__What this task involves__.
Reproduce the following material exactly, including every line.

__Records to use__.
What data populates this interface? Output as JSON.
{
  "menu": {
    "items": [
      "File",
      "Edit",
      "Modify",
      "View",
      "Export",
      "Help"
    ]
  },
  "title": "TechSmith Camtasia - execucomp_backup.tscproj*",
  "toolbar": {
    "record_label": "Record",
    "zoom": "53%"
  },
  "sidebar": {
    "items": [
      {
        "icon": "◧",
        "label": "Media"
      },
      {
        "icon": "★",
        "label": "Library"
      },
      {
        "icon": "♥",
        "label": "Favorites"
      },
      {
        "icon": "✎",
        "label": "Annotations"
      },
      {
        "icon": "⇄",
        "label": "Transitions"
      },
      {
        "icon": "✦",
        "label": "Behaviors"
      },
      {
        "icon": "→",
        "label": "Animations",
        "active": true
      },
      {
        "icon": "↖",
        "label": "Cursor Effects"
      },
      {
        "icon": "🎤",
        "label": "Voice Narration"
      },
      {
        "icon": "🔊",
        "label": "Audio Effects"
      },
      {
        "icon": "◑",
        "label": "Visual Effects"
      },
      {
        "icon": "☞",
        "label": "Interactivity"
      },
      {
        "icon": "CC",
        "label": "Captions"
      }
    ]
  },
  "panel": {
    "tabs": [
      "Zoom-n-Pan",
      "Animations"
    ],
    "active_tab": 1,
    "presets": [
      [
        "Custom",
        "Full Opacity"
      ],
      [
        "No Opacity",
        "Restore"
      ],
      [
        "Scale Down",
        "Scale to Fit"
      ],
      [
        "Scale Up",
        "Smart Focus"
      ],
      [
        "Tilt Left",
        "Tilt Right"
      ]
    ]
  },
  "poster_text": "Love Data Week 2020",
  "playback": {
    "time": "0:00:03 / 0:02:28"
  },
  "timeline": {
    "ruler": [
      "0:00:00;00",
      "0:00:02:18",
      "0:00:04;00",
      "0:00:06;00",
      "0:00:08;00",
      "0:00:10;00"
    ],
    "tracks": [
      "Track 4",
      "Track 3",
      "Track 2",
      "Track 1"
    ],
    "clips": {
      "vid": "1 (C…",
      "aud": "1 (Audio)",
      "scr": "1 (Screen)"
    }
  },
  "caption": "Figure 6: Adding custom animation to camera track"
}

__Task output__.
What data populates this interface? Output as JSON.
{
  "menu": {
    "items": [
      "File",
      "Edit",
      "Modify",
      "View",
      "Export",
      "Help"
    ]
  },
  "title": "TechSmith Camtasia - execucomp_backup.tscproj*",
  "toolbar": {
    "record_label": "Record",
    "zoom": "53%"
  },
  "sidebar": {
    "items": [
      {
        "icon": "◧",
        "label": "Media"
      },
      {
        "icon": "★",
        "label": "Library"
      },
      {
        "icon": "♥",
        "label": "Favorites"
      },
      {
        "icon": "✎",
        "label": "Annotations"
      },
      {
        "icon": "⇄",
        "label": "Transitions"
      },
      {
        "icon": "✦",
        "label": "Behaviors"
      },
      {
        "icon": "→",
        "label": "Animations",
        "active": true
      },
      {
        "icon": "↖",
        "label": "Cursor Effects"
      },
      {
        "icon": "🎤",
        "label": "Voice Narration"
      },
      {
        "icon": "🔊",
        "label": "Audio Effects"
      },
      {
        "icon": "◑",
        "label": "Visual Effects"
      },
      {
        "icon": "☞",
        "label": "Interactivity"
      },
      {
        "icon": "CC",
        "label": "Captions"
      }
    ]
  },
  "panel": {
    "tabs": [
      "Zoom-n-Pan",
      "Animations"
    ],
    "active_tab": 1,
    "presets": [
      [
        "Custom",
        "Full Opacity"
      ],
      [
        "No Opacity",
        "Restore"
      ],
      [
        "Scale Down",
        "Scale to Fit"
      ],
      [
        "Scale Up",
        "Smart Focus"
      ],
      [
        "Tilt Left",
        "Tilt Right"
      ]
    ]
  },
  "poster_text": "Love Data Week 2020",
  "playback": {
    "time": "0:00:03 / 0:02:28"
  },
  "timeline": {
    "ruler": [
      "0:00:00;00",
      "0:00:02:18",
      "0:00:04;00",
      "0:00:06;00",
      "0:00:08;00",
      "0:00:10;00"
    ],
    "tracks": [
      "Track 4",
      "Track 3",
      "Track 2",
      "Track 1"
    ],
    "clips": {
      "vid": "1 (C…",
      "aud": "1 (Audio)",
      "scr": "1 (Screen)"
    }
  },
  "caption": "Figure 6: Adding custom animation to camera track"
}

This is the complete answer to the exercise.